>> start Dataset records

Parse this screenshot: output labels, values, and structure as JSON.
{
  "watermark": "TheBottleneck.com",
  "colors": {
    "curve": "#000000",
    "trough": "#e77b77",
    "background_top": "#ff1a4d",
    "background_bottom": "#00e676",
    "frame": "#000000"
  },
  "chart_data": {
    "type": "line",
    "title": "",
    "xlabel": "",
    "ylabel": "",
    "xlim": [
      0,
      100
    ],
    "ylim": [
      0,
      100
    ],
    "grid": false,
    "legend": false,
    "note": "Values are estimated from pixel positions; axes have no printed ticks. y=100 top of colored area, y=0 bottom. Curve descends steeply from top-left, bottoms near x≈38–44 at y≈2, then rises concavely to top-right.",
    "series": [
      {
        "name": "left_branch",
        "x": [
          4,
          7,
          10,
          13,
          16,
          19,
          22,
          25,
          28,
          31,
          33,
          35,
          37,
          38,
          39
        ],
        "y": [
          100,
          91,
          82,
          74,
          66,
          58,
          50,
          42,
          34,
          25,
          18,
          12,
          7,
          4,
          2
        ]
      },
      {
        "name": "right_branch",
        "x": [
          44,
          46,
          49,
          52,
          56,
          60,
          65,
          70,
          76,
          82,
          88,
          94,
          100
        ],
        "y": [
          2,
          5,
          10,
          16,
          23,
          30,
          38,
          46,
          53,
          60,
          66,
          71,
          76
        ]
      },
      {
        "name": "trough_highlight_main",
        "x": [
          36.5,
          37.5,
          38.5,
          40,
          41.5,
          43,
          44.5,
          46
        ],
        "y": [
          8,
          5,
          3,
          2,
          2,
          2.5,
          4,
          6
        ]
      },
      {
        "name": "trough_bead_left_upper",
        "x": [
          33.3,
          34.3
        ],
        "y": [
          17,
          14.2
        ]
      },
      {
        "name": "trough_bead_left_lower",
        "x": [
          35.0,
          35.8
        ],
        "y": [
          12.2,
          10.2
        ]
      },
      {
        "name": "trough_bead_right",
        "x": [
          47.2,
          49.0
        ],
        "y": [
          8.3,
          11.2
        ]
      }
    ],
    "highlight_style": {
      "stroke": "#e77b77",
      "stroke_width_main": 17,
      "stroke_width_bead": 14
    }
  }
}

>> end Dataset records

### [Exercise goal]
Pick out and copy every line that contains the word "name".

### [Worked solution]
        "name": "left_branch",
        "name": "right_branch",
        "name": "trough_highlight_main",
        "name": "trough_bead_left_upper",
        "name": "trough_bead_left_lower",
        "name": "trough_bead_right",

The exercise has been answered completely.